[Extracted records]
_____

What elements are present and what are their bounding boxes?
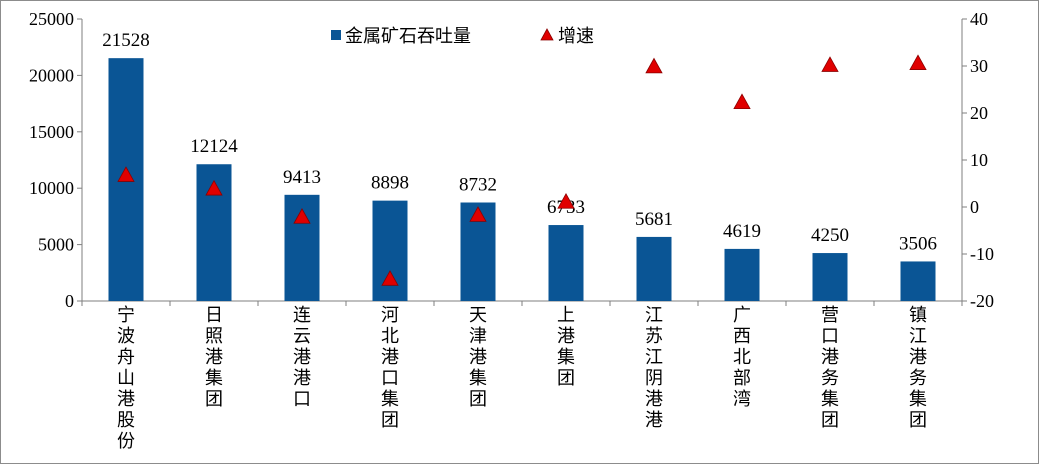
left-tick-label: 5000: [38, 235, 74, 255]
bar-data-label: 4619: [723, 221, 761, 242]
left-tick-label: 25000: [29, 9, 74, 29]
bar-data-label: 12124: [190, 136, 238, 157]
bar-data-label: 9413: [283, 167, 321, 188]
growth-marker: [293, 208, 311, 224]
right-tick-label: 30: [970, 56, 988, 76]
bar: [636, 236, 672, 301]
legend-bar-label: 金属矿石吞吐量: [345, 26, 471, 47]
left-tick-label: 15000: [29, 122, 74, 142]
bar-data-label: 21528: [102, 30, 150, 51]
right-tick-label: -10: [970, 244, 994, 264]
bar-data-label: 3506: [899, 233, 937, 254]
growth-marker: [557, 193, 575, 209]
category-label: 营口港务集团: [821, 305, 839, 431]
growth-marker: [205, 179, 223, 196]
category-labels: 宁波舟山港股份 日照港集团 连云港港口 河北港口集团 天津港集团 上港集团 江苏江阴港港 广西…: [117, 305, 927, 452]
bar: [548, 225, 584, 301]
bar-data-label: 8898: [371, 173, 409, 194]
category-label: 日照港集团: [205, 305, 223, 410]
legend-marker-label: 增速: [558, 26, 594, 47]
category-label: 广西北部湾: [733, 305, 751, 410]
bar-data-label: 8732: [459, 175, 497, 196]
left-tick-label: 10000: [29, 178, 74, 198]
left-tick-label: 0: [65, 291, 74, 311]
right-tick-label: 40: [970, 9, 988, 29]
bar-series: [108, 58, 936, 302]
bar: [900, 261, 936, 301]
growth-marker: [469, 206, 487, 222]
growth-marker: [117, 166, 135, 182]
category-label: 天津港集团: [469, 305, 487, 410]
growth-marker: [821, 56, 839, 72]
category-label: 宁波舟山港股份: [117, 305, 135, 452]
category-label: 镇江港务集团: [909, 305, 927, 431]
right-tick-label: 20: [970, 103, 988, 123]
category-label: 河北港口集团: [381, 305, 399, 431]
legend: 金属矿石吞吐量 增速: [331, 26, 594, 47]
right-tick-label: -20: [970, 291, 994, 311]
growth-marker: [381, 270, 399, 286]
right-axis-ticks: -20 -10 0 10 20 30 40: [970, 9, 994, 311]
right-tick-label: 0: [970, 197, 979, 217]
category-label: 江苏江阴港港: [645, 305, 663, 431]
legend-bar-swatch: [331, 30, 341, 40]
left-axis-ticks: 0 5000 10000 15000 20000 25000: [29, 9, 74, 311]
growth-marker: [909, 54, 927, 70]
bar-data-label: 5681: [635, 209, 673, 230]
growth-marker: [645, 57, 663, 74]
legend-triangle-swatch: [540, 28, 554, 41]
left-tick-label: 20000: [29, 65, 74, 85]
bar: [812, 253, 848, 301]
right-tick-label: 10: [970, 150, 988, 170]
bar-data-label: 4250: [811, 225, 849, 246]
category-label: 连云港港口: [293, 305, 311, 410]
bar: [372, 200, 408, 301]
category-label: 上港集团: [557, 305, 575, 389]
growth-marker: [733, 93, 751, 109]
bar: [724, 248, 760, 301]
growth-markers: [117, 54, 927, 286]
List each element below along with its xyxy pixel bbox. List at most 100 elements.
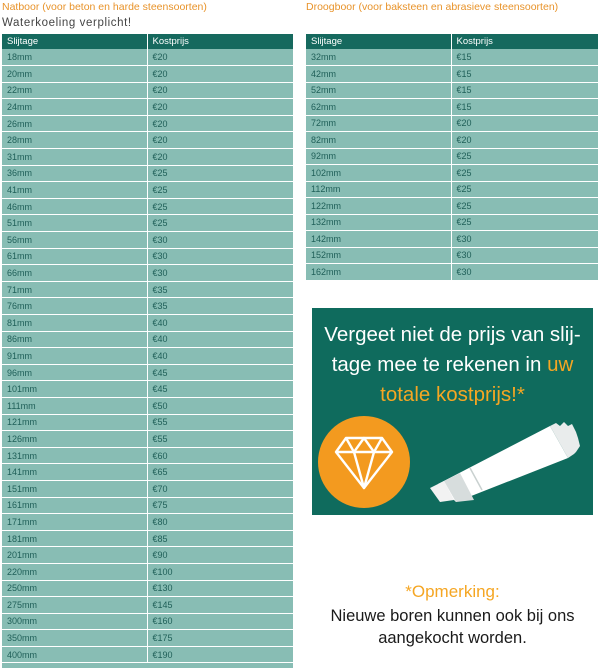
slijtage-cell: 31mm [2, 148, 148, 166]
table-row: 350mm €175 [2, 629, 293, 647]
slijtage-cell: 24mm [2, 98, 148, 116]
droogboor-heading: Droogboor (voor baksteen en abrasieve st… [306, 1, 559, 13]
kostprijs-cell: €25 [147, 214, 293, 233]
table-row: 91mm €40 [2, 347, 293, 365]
table-row: 112mm €25 [306, 181, 598, 198]
kostprijs-cell: €65 [147, 463, 293, 481]
table-row: 152mm €30 [306, 247, 598, 264]
natboor-price-table: Slijtage Kostprijs 18mm €20 20mm €20 22mm €20… [2, 34, 293, 664]
table-row: 132mm €25 [306, 214, 598, 231]
kostprijs-cell: €90 [147, 546, 293, 564]
kostprijs-cell: €45 [147, 364, 293, 382]
diamond-badge [318, 416, 410, 508]
kostprijs-cell: €20 [451, 115, 598, 132]
kostprijs-cell: €80 [147, 513, 293, 531]
slijtage-cell: 101mm [2, 380, 148, 398]
table-row: 26mm €20 [2, 115, 293, 133]
table-row: 51mm €25 [2, 214, 293, 233]
table-row: 32mm €15 [306, 49, 598, 66]
kostprijs-cell: €40 [147, 347, 293, 365]
table-row: 250mm €130 [2, 580, 293, 598]
slijtage-cell: 201mm [2, 546, 148, 564]
table-row: 92mm €25 [306, 148, 598, 165]
slijtage-cell: 141mm [2, 463, 148, 481]
slijtage-cell: 72mm [306, 115, 452, 132]
note-line-1: Nieuwe boren kunnen ook bij ons [330, 607, 575, 625]
kostprijs-cell: €20 [147, 65, 293, 83]
kostprijs-cell: €70 [147, 480, 293, 498]
kostprijs-cell: €30 [147, 248, 293, 266]
table-row: 101mm €45 [2, 380, 293, 398]
diamond-icon [334, 436, 394, 490]
table-row: 41mm €25 [2, 181, 293, 199]
slijtage-cell: 400mm [2, 646, 148, 664]
slijtage-cell: 82mm [306, 131, 452, 149]
kostprijs-cell: €25 [147, 165, 293, 183]
slijtage-cell: 62mm [306, 98, 452, 116]
slijtage-cell: 102mm [306, 164, 452, 182]
slijtage-cell: 181mm [2, 530, 148, 548]
table-row: 131mm €60 [2, 447, 293, 465]
promo-text: Vergeet niet de prijs van slij- tage mee… [312, 320, 593, 410]
kostprijs-cell: €30 [451, 230, 598, 248]
kostprijs-cell: €130 [147, 580, 293, 598]
table-row: 111mm €50 [2, 397, 293, 415]
core-drill-icon [430, 422, 580, 502]
kostprijs-cell: €25 [147, 198, 293, 216]
table-row: 141mm €65 [2, 463, 293, 481]
table-row: 122mm €25 [306, 197, 598, 215]
table-row: 24mm €20 [2, 98, 293, 116]
kostprijs-cell: €190 [147, 646, 293, 664]
kostprijs-cell: €20 [147, 115, 293, 133]
kostprijs-cell: €50 [147, 397, 293, 415]
kostprijs-cell: €20 [147, 98, 293, 116]
kostprijs-cell: €75 [147, 497, 293, 515]
column-header-kostprijs: Kostprijs [147, 34, 293, 49]
slijtage-cell: 56mm [2, 231, 148, 249]
kostprijs-cell: €175 [147, 629, 293, 647]
slijtage-cell: 26mm [2, 115, 148, 133]
slijtage-cell: 36mm [2, 165, 148, 183]
table-row: 71mm €35 [2, 281, 293, 299]
kostprijs-cell: €25 [451, 164, 598, 182]
note-line-2: aangekocht worden. [378, 629, 527, 647]
waterkoeling-notice: Waterkoeling verplicht! [2, 17, 132, 29]
table-row: 72mm €20 [306, 115, 598, 132]
slijtage-cell: 152mm [306, 247, 452, 264]
kostprijs-cell: €15 [451, 98, 598, 116]
table-row: 201mm €90 [2, 546, 293, 564]
slijtage-cell: 61mm [2, 248, 148, 266]
table-row: 20mm €20 [2, 65, 293, 83]
slijtage-cell: 161mm [2, 497, 148, 515]
slijtage-cell: 28mm [2, 131, 148, 150]
column-header-slijtage: Slijtage [2, 34, 148, 49]
slijtage-cell: 52mm [306, 82, 452, 99]
kostprijs-cell: €160 [147, 613, 293, 631]
column-header-kostprijs: Kostprijs [451, 34, 598, 49]
table-row: 28mm €20 [2, 131, 293, 150]
table-row: 22mm €20 [2, 82, 293, 100]
kostprijs-cell: €60 [147, 447, 293, 465]
kostprijs-cell: €30 [147, 264, 293, 282]
table-row: 126mm €55 [2, 430, 293, 448]
slijtage-cell: 122mm [306, 197, 452, 215]
slijtage-cell: 22mm [2, 82, 148, 100]
table-row: 76mm €35 [2, 297, 293, 315]
slijtage-cell: 86mm [2, 331, 148, 349]
kostprijs-cell: €85 [147, 530, 293, 548]
promo-line-2-accent: uw [547, 353, 574, 376]
slijtage-cell: 32mm [306, 49, 452, 66]
note-title: *Opmerking: [405, 582, 500, 601]
table-row: 275mm €145 [2, 596, 293, 614]
table-row: 181mm €85 [2, 530, 293, 548]
promo-line-2-text: tage mee te rekenen in [331, 353, 548, 376]
slijtage-cell: 121mm [2, 414, 148, 432]
column-header-slijtage: Slijtage [306, 34, 452, 49]
slijtage-cell: 111mm [2, 397, 148, 415]
table-bottom-bar [2, 663, 293, 668]
slijtage-cell: 142mm [306, 230, 452, 248]
table-row: 81mm €40 [2, 314, 293, 332]
kostprijs-cell: €20 [147, 148, 293, 166]
kostprijs-cell: €25 [451, 181, 598, 198]
slijtage-cell: 76mm [2, 297, 148, 315]
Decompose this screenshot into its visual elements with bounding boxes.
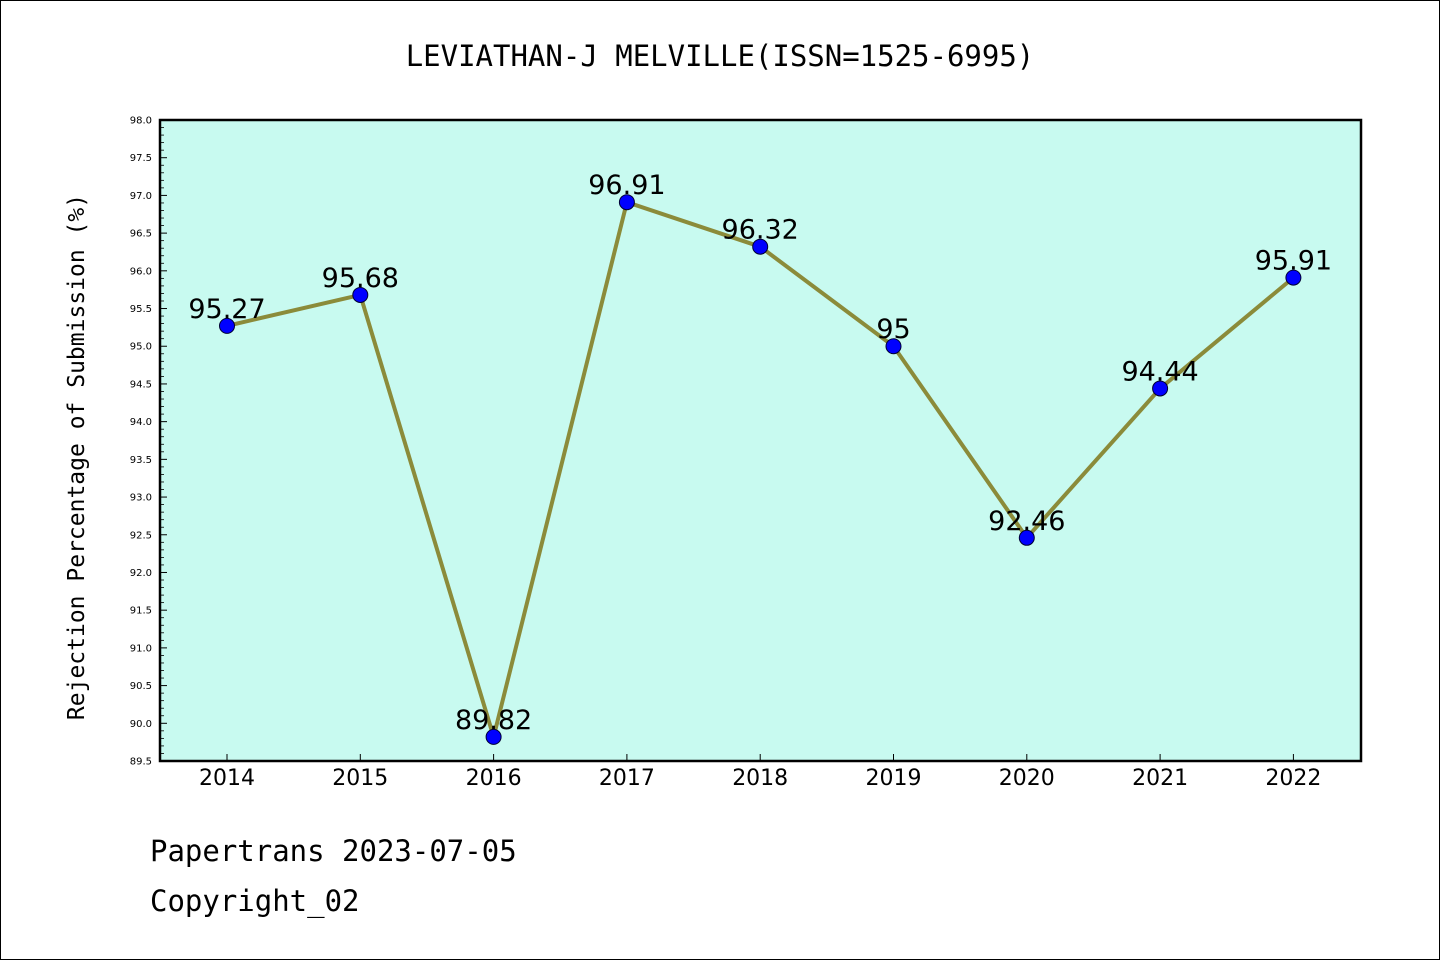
x-tick-label: 2014 <box>199 766 255 791</box>
y-tick-label: 97.0 <box>130 191 152 202</box>
plot-border <box>158 118 1363 763</box>
footer-copyright: Copyright_02 <box>150 884 360 918</box>
x-axis: 2014 2015 2016 2017 2018 2019 2020 2021 2022 <box>199 754 1321 791</box>
data-label: 96.91 <box>588 170 665 201</box>
x-tick-label: 2022 <box>1265 766 1321 791</box>
data-point <box>618 194 635 211</box>
y-axis-label: Rejection Percentage of Submission (%) <box>64 194 90 720</box>
x-tick-label: 2017 <box>599 766 655 791</box>
y-tick-label: 92.0 <box>130 568 152 579</box>
data-label: 95.91 <box>1255 246 1332 277</box>
y-axis: 89.5 90.0 90.5 91.0 91.5 92.0 92.5 93.0 93.5 94.0… <box>130 116 167 768</box>
x-tick-label: 2018 <box>732 766 788 791</box>
y-tick-label: 95.0 <box>130 342 152 353</box>
y-tick-label: 96.5 <box>130 229 152 240</box>
y-tick-label: 90.0 <box>130 719 152 730</box>
data-label: 95 <box>876 314 910 345</box>
data-label: 95.68 <box>322 263 399 294</box>
y-tick-label: 98.0 <box>130 116 152 127</box>
x-tick-label: 2020 <box>999 766 1055 791</box>
data-label: 92.46 <box>988 506 1065 537</box>
data-point <box>485 728 502 745</box>
data-point <box>752 238 769 255</box>
y-tick-label: 94.0 <box>130 417 152 428</box>
y-tick-label: 93.5 <box>130 455 152 466</box>
y-tick-label: 91.5 <box>130 606 152 617</box>
y-tick-label: 97.5 <box>130 153 152 164</box>
y-tick-label: 96.0 <box>130 266 152 277</box>
x-tick-label: 2021 <box>1132 766 1188 791</box>
y-tick-label: 95.5 <box>130 304 152 315</box>
chart-title: LEVIATHAN-J MELVILLE(ISSN=1525-6995) <box>406 39 1035 73</box>
y-tick-label: 91.0 <box>130 643 152 654</box>
y-tick-label: 94.5 <box>130 379 152 390</box>
y-tick-label: 89.5 <box>130 757 152 768</box>
data-point <box>1018 529 1035 546</box>
data-label: 95.27 <box>188 294 265 325</box>
data-point <box>352 286 369 303</box>
x-tick-label: 2015 <box>332 766 388 791</box>
plot-area <box>160 120 1361 761</box>
footer-source: Papertrans 2023-07-05 <box>150 834 517 868</box>
data-point <box>885 338 902 355</box>
y-tick-label: 90.5 <box>130 681 152 692</box>
data-label: 96.32 <box>722 215 799 246</box>
data-label: 89.82 <box>455 705 532 736</box>
data-point <box>1152 380 1169 397</box>
series-rejection: 95.27 95.68 89.82 96.91 96.32 95 92.46 94.44 95.… <box>188 170 1332 745</box>
data-point <box>219 317 235 334</box>
data-point <box>1285 269 1302 286</box>
data-label: 94.44 <box>1121 356 1198 387</box>
y-tick-label: 93.0 <box>130 493 152 504</box>
x-tick-label: 2016 <box>466 766 522 791</box>
y-tick-label: 92.5 <box>130 530 152 541</box>
x-tick-label: 2019 <box>866 766 922 791</box>
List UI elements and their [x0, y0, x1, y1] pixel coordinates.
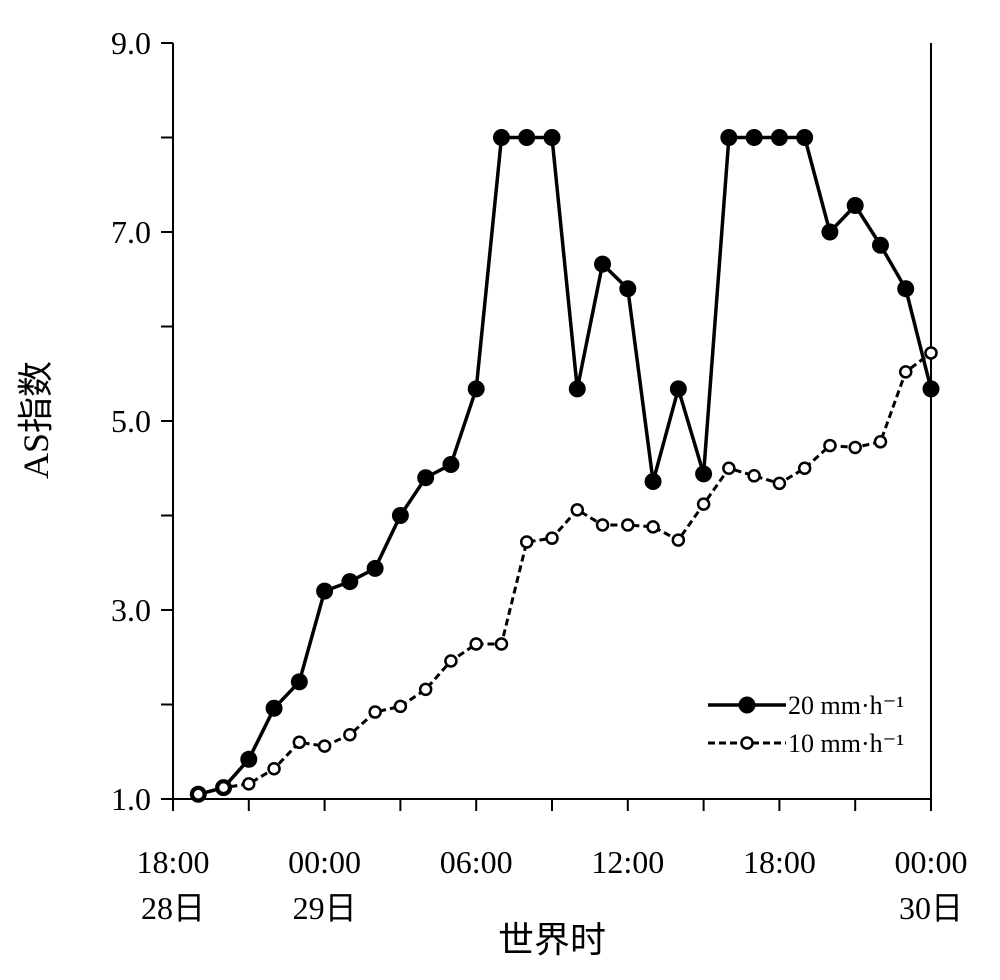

_____

▶ **PROBLEM**
Show every line from the lines above that contains the word "legend", treating case as significant.

▶ **FULL ANSWER**
legend-bar-label: 金属矿石吞吐量: [345, 26, 471, 47]
legend-marker-label: 增速: [558, 26, 594, 47]
legend: 金属矿石吞吐量 增速: [331, 26, 594, 47]
legend-bar-swatch: [331, 30, 341, 40]
legend-triangle-swatch: [540, 28, 554, 41]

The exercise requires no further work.